▶ OBJECTIVE: Keep only those lines of the records that include the string "Instead".

▶ Records from a collection:
========

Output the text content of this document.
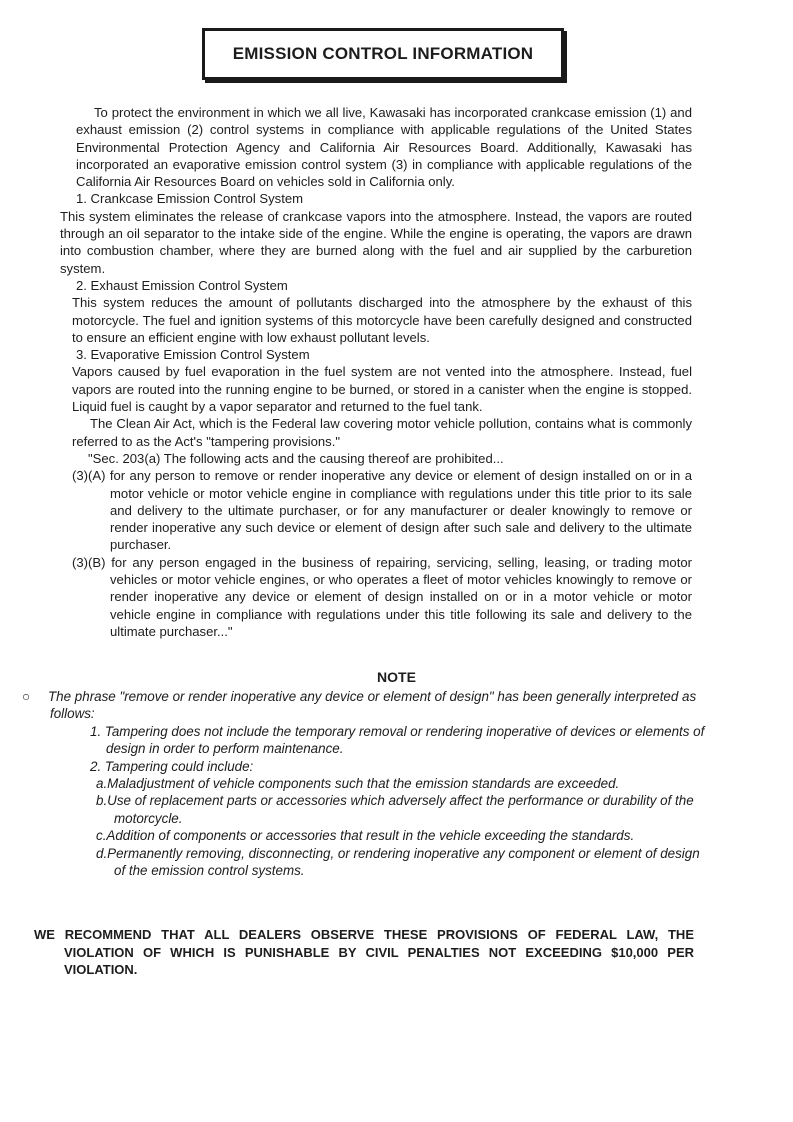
EMISSION CONTROL INFORMATION

To protect the environment in which we all live, Kawasaki has incorporated crankcase emission (1) and exhaust emission (2) control systems in compliance with applicable regulations of the United States Environmental Protection Agency and California Air Resources Board. Additionally, Kawasaki has incorporated an evaporative emission control system (3) in compliance with applicable regulations of the California Air Resources Board on vehicles sold in California only.

1. Crankcase Emission Control System

This system eliminates the release of crankcase vapors into the atmosphere. Instead, the vapors are routed through an oil separator to the intake side of the engine. While the engine is operating, the vapors are drawn into combustion chamber, where they are burned along with the fuel and air supplied by the carburetion system.

2. Exhaust Emission Control System

This system reduces the amount of pollutants discharged into the atmosphere by the exhaust of this motorcycle. The fuel and ignition systems of this motorcycle have been carefully designed and constructed to ensure an efficient engine with low exhaust pollutant levels.

3. Evaporative Emission Control System

Vapors caused by fuel evaporation in the fuel system are not vented into the atmosphere. Instead, fuel vapors are routed into the running engine to be burned, or stored in a canister when the engine is stopped. Liquid fuel is caught by a vapor separator and returned to the fuel tank.

The Clean Air Act, which is the Federal law covering motor vehicle pollution, contains what is commonly referred to as the Act's "tampering provisions."

"Sec. 203(a) The following acts and the causing thereof are prohibited...

(3)(A) for any person to remove or render inoperative any device or element of design installed on or in a motor vehicle or motor vehicle engine in compliance with regulations under this title prior to its sale and delivery to the ultimate purchaser, or for any manufacturer or dealer knowingly to remove or render inoperative any such device or element of design after such sale and delivery to the ultimate purchaser.

(3)(B) for any person engaged in the business of repairing, servicing, selling, leasing, or trading motor vehicles or motor vehicle engines, or who operates a fleet of motor vehicles knowingly to remove or render inoperative any device or element of design installed on or in a motor vehicle or motor vehicle engine in compliance with regulations under this title following its sale and delivery to the ultimate purchaser..."

NOTE

○ The phrase "remove or render inoperative any device or element of design" has been generally interpreted as follows:

1. Tampering does not include the temporary removal or rendering inoperative of devices or elements of design in order to perform maintenance.

2. Tampering could include:

a.Maladjustment of vehicle components such that the emission standards are exceeded.

b.Use of replacement parts or accessories which adversely affect the performance or durability of the motorcycle.

c.Addition of components or accessories that result in the vehicle exceeding the standards.

d.Permanently removing, disconnecting, or rendering inoperative any component or element of design of the emission control systems.

WE RECOMMEND THAT ALL DEALERS OBSERVE THESE PROVISIONS OF FEDERAL LAW, THE VIOLATION OF WHICH IS PUNISHABLE BY CIVIL PENALTIES NOT EXCEEDING $10,000 PER VIOLATION.
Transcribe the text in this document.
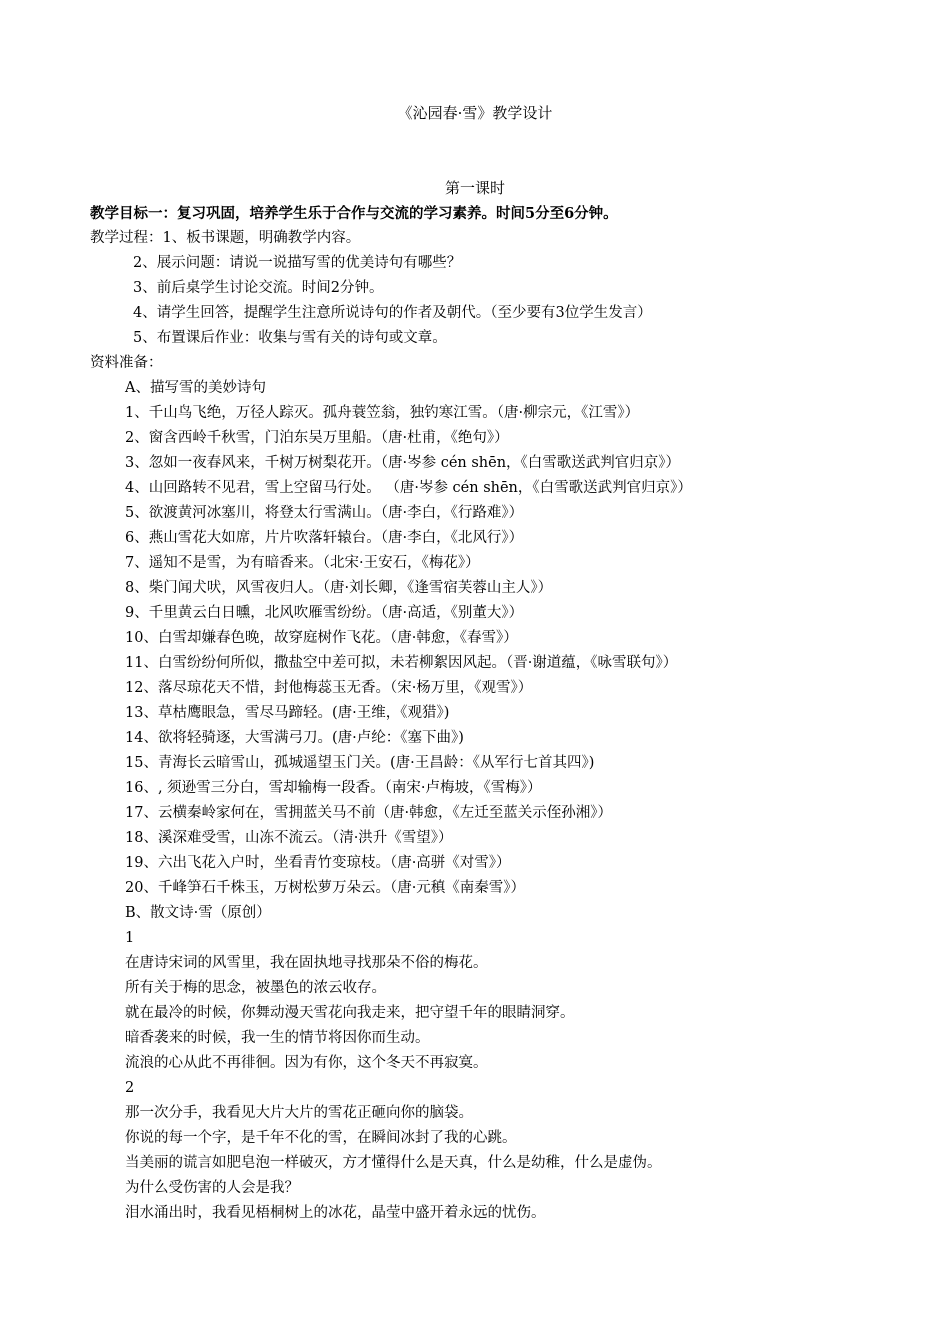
《沁园春·雪》教学设计
第一课时
教学目标一：复习巩固，培养学生乐于合作与交流的学习素养。时间5分至6分钟。
教学过程：1、板书课题，明确教学内容。
2、展示问题：请说一说描写雪的优美诗句有哪些？
3、前后桌学生讨论交流。时间2分钟。
4、请学生回答，提醒学生注意所说诗句的作者及朝代。（至少要有3位学生发言）
5、布置课后作业：收集与雪有关的诗句或文章。
资料准备：
A、描写雪的美妙诗句
1、千山鸟飞绝，万径人踪灭。孤舟蓑笠翁，独钓寒江雪。（唐·柳宗元，《江雪》）
2、窗含西岭千秋雪，门泊东吴万里船。（唐·杜甫，《绝句》）
3、忽如一夜春风来，千树万树梨花开。（唐·岑参 cén shēn，《白雪歌送武判官归京》）
4、山回路转不见君，雪上空留马行处。 （唐·岑参 cén shēn，《白雪歌送武判官归京》）
5、欲渡黄河冰塞川，将登太行雪满山。（唐·李白，《行路难》）
6、燕山雪花大如席，片片吹落轩辕台。（唐·李白，《北风行》）
7、遥知不是雪，为有暗香来。（北宋·王安石，《梅花》）
8、柴门闻犬吠，风雪夜归人。（唐·刘长卿，《逢雪宿芙蓉山主人》）
9、千里黄云白日曛，北风吹雁雪纷纷。（唐·高适，《别董大》）
10、白雪却嫌春色晚，故穿庭树作飞花。（唐·韩愈，《春雪》）
11、白雪纷纷何所似，撒盐空中差可拟，未若柳絮因风起。（晋·谢道蕴，《咏雪联句》）
12、落尽琼花天不惜，封他梅蕊玉无香。（宋·杨万里，《观雪》）
13、草枯鹰眼急，雪尽马蹄轻。(唐·王维，《观猎》)
14、欲将轻骑逐，大雪满弓刀。(唐·卢纶：《塞下曲》)
15、青海长云暗雪山，孤城遥望玉门关。(唐·王昌龄：《从军行七首其四》)
16、, 须逊雪三分白，雪却输梅一段香。（南宋·卢梅坡，《雪梅》）
17、云横秦岭家何在，雪拥蓝关马不前（唐·韩愈，《左迁至蓝关示侄孙湘》）
18、溪深难受雪，山冻不流云。（清·洪升《雪望》）
19、六出飞花入户时，坐看青竹变琼枝。（唐·高骈《对雪》）
20、千峰笋石千株玉，万树松萝万朵云。（唐·元稹《南秦雪》）
B、散文诗·雪（原创）
1
在唐诗宋词的风雪里，我在固执地寻找那朵不俗的梅花。
所有关于梅的思念，被墨色的浓云收存。
就在最冷的时候，你舞动漫天雪花向我走来，把守望千年的眼睛洞穿。
暗香袭来的时候，我一生的情节将因你而生动。
流浪的心从此不再徘徊。因为有你，这个冬天不再寂寞。
2
那一次分手，我看见大片大片的雪花正砸向你的脑袋。
你说的每一个字，是千年不化的雪，在瞬间冰封了我的心跳。
当美丽的谎言如肥皂泡一样破灭，方才懂得什么是天真，什么是幼稚，什么是虚伪。
为什么受伤害的人会是我？
泪水涌出时，我看见梧桐树上的冰花，晶莹中盛开着永远的忧伤。
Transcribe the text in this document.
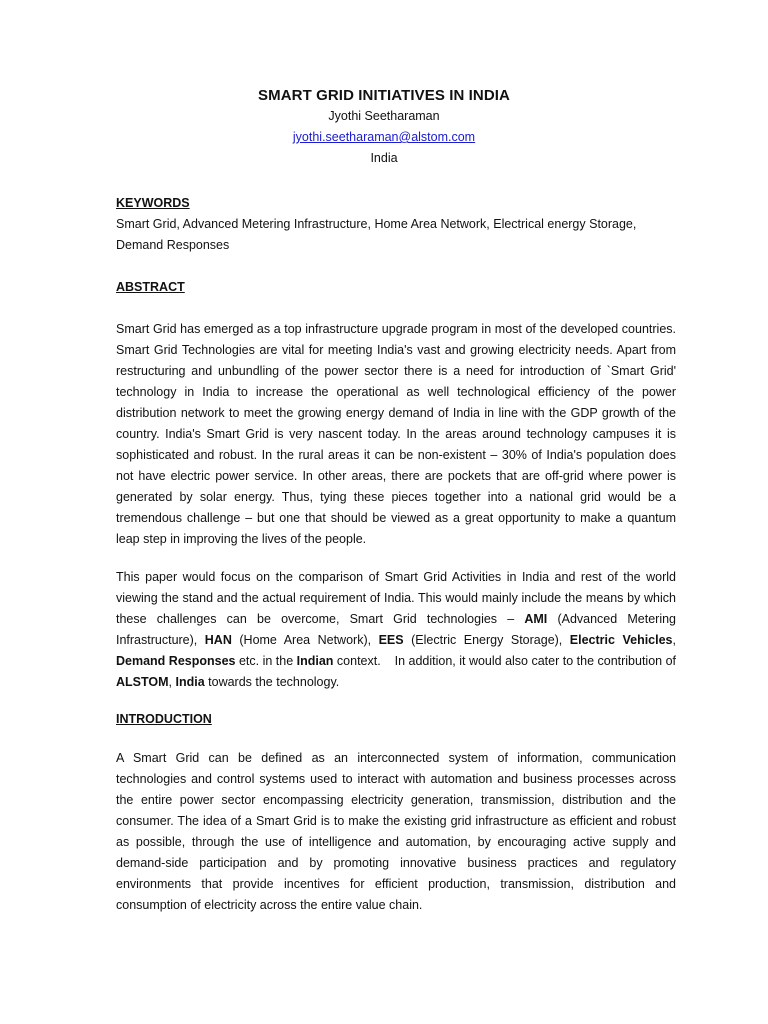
SMART GRID INITIATIVES IN INDIA

Jyothi Seetharaman

jyothi.seetharaman@alstom.com

India

KEYWORDS

Smart Grid, Advanced Metering Infrastructure, Home Area Network, Electrical energy Storage,

Demand Responses

ABSTRACT

Smart Grid has emerged as a top infrastructure upgrade program in most of the developed countries. Smart Grid Technologies are vital for meeting India's vast and growing electricity needs. Apart from restructuring and unbundling of the power sector there is a need for introduction of `Smart Grid' technology in India to increase the operational as well technological efficiency of the power distribution network to meet the growing energy demand of India in line with the GDP growth of the country. India's Smart Grid is very nascent today. In the areas around technology campuses it is sophisticated and robust. In the rural areas it can be non-existent – 30% of India's population does not have electric power service. In other areas, there are pockets that are off-grid where power is generated by solar energy. Thus, tying these pieces together into a national grid would be a tremendous challenge – but one that should be viewed as a great opportunity to make a quantum leap step in improving the lives of the people.

This paper would focus on the comparison of Smart Grid Activities in India and rest of the world viewing the stand and the actual requirement of India. This would mainly include the means by which these challenges can be overcome, Smart Grid technologies – AMI (Advanced Metering Infrastructure), HAN (Home Area Network), EES (Electric Energy Storage), Electric Vehicles, Demand Responses etc. in the Indian context.    In addition, it would also cater to the contribution of ALSTOM, India towards the technology.

INTRODUCTION

A Smart Grid can be defined as an interconnected system of information, communication technologies and control systems used to interact with automation and business processes across the entire power sector encompassing electricity generation, transmission, distribution and the consumer. The idea of a Smart Grid is to make the existing grid infrastructure as efficient and robust as possible, through the use of intelligence and automation, by encouraging active supply and demand-side participation and by promoting innovative business practices and regulatory environments that provide incentives for efficient production, transmission, distribution and consumption of electricity across the entire value chain.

========

▶ RESULT OF THIS TASK:
This system eliminates the release of crankcase vapors into the atmosphere. Instead, the vapors are routed through an oil separator to the intake side of the engine. While the engine is operating, the vapors are drawn into combustion chamber, where they are burned along with the fuel and air supplied by the carburetion system.
Vapors caused by fuel evaporation in the fuel system are not vented into the atmosphere. Instead, fuel vapors are routed into the running engine to be burned, or stored in a canister when the engine is stopped. Liquid fuel is caught by a vapor separator and returned to the fuel tank.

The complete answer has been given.